» Task instructions
Which lines in the data below contain the string "checkbox", with matching case? Copy each of those lines in full.

» Entries provided
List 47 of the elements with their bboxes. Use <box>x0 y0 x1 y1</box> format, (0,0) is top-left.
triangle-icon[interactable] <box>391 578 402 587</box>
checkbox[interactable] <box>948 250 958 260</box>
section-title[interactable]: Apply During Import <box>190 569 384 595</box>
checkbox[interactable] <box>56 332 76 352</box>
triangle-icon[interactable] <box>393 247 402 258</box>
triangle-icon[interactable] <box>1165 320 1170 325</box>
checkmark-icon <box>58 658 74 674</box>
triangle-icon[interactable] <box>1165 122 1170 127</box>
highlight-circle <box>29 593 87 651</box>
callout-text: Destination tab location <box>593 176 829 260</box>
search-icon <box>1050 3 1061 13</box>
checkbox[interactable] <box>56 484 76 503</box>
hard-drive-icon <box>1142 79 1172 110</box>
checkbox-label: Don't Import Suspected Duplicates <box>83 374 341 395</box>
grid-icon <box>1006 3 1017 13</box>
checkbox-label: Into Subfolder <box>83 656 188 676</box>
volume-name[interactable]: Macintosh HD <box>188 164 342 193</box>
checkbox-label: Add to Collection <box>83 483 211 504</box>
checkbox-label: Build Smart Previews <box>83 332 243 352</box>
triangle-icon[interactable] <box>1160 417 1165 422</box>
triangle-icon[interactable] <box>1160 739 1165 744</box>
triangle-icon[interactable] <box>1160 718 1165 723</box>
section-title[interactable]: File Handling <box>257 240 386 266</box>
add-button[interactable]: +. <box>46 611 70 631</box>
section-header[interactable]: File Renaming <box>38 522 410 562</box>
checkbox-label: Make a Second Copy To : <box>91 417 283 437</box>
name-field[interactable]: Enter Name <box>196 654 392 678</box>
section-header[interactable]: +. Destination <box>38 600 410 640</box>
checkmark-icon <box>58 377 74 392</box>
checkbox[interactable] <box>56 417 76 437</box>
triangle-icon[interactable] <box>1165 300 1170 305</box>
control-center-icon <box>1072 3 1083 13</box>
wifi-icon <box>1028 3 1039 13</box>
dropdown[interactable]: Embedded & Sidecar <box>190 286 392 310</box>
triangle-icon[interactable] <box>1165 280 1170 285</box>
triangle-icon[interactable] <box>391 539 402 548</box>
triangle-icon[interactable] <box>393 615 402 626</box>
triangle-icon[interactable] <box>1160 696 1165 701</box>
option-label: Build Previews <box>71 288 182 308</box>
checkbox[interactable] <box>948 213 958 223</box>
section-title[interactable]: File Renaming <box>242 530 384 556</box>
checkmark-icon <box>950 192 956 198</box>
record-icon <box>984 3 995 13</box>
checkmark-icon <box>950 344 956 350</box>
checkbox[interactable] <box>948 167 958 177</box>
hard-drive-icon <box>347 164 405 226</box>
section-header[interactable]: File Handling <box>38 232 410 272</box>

» Exercise response
checkbox[interactable] <box>948 250 958 260</box>
checkbox[interactable] <box>56 332 76 352</box>
checkbox[interactable] <box>56 484 76 503</box>
checkbox-label: Don't Import Suspected Duplicates <box>83 374 341 395</box>
checkbox-label: Into Subfolder <box>83 656 188 676</box>
checkbox-label: Add to Collection <box>83 483 211 504</box>
checkbox-label: Build Smart Previews <box>83 332 243 352</box>
checkbox-label: Make a Second Copy To : <box>91 417 283 437</box>
checkbox[interactable] <box>56 417 76 437</box>
checkbox[interactable] <box>948 213 958 223</box>
checkbox[interactable] <box>948 167 958 177</box>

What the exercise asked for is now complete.